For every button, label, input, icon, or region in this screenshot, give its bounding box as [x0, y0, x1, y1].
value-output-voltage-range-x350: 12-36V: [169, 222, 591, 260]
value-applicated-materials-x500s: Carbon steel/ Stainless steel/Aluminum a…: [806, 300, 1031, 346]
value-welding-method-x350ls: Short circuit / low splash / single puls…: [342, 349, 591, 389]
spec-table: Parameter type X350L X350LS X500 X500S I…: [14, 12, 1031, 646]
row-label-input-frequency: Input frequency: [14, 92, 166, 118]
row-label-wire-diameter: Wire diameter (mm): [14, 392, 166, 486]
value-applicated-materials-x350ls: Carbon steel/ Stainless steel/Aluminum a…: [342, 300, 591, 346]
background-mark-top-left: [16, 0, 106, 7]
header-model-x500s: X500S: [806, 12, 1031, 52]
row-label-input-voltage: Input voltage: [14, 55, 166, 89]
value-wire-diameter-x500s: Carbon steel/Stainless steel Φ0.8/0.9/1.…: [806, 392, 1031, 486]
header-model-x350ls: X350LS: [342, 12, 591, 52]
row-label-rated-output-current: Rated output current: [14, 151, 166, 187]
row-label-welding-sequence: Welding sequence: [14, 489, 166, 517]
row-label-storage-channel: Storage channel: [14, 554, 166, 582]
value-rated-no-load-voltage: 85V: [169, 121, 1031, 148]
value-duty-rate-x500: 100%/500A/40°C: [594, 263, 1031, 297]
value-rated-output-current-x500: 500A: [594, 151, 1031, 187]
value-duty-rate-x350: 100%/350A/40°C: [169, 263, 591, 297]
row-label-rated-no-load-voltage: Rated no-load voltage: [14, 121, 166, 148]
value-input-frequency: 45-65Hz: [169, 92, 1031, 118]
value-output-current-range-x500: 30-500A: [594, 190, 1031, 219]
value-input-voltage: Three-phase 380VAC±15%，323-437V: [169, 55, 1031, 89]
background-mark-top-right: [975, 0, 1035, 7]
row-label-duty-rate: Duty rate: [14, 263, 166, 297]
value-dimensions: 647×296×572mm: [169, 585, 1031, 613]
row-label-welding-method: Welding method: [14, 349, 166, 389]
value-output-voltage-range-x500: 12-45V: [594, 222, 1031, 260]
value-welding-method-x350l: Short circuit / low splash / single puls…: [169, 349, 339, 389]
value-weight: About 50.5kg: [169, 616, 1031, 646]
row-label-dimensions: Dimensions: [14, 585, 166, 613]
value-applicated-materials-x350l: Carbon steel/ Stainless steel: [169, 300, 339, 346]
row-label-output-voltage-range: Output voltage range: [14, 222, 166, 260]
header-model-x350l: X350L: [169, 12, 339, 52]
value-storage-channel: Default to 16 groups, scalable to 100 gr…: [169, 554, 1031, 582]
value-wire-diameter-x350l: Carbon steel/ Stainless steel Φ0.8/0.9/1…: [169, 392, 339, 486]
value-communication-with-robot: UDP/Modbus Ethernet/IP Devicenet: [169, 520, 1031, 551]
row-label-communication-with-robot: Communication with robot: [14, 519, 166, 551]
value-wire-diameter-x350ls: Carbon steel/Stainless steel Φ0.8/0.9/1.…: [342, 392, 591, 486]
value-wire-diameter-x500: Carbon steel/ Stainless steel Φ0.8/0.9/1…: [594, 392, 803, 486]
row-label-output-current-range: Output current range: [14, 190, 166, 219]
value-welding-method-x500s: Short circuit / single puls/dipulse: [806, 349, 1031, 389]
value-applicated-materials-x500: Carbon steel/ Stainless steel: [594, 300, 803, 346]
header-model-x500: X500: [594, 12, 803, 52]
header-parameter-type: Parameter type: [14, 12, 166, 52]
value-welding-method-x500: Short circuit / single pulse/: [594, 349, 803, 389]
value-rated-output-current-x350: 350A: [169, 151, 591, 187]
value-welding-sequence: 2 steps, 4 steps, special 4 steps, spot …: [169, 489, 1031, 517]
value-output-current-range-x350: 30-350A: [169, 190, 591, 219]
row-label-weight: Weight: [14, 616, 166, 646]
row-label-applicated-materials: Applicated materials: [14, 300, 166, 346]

------------------------------------------------------------

Objective:
List every line above that contains the word "current".

Result:
row-label-rated-output-current: Rated output current: [14, 151, 166, 187]
value-rated-output-current-x500: 500A: [594, 151, 1031, 187]
value-output-current-range-x500: 30-500A: [594, 190, 1031, 219]
row-label-output-current-range: Output current range: [14, 190, 166, 219]
value-rated-output-current-x350: 350A: [169, 151, 591, 187]
value-output-current-range-x350: 30-350A: [169, 190, 591, 219]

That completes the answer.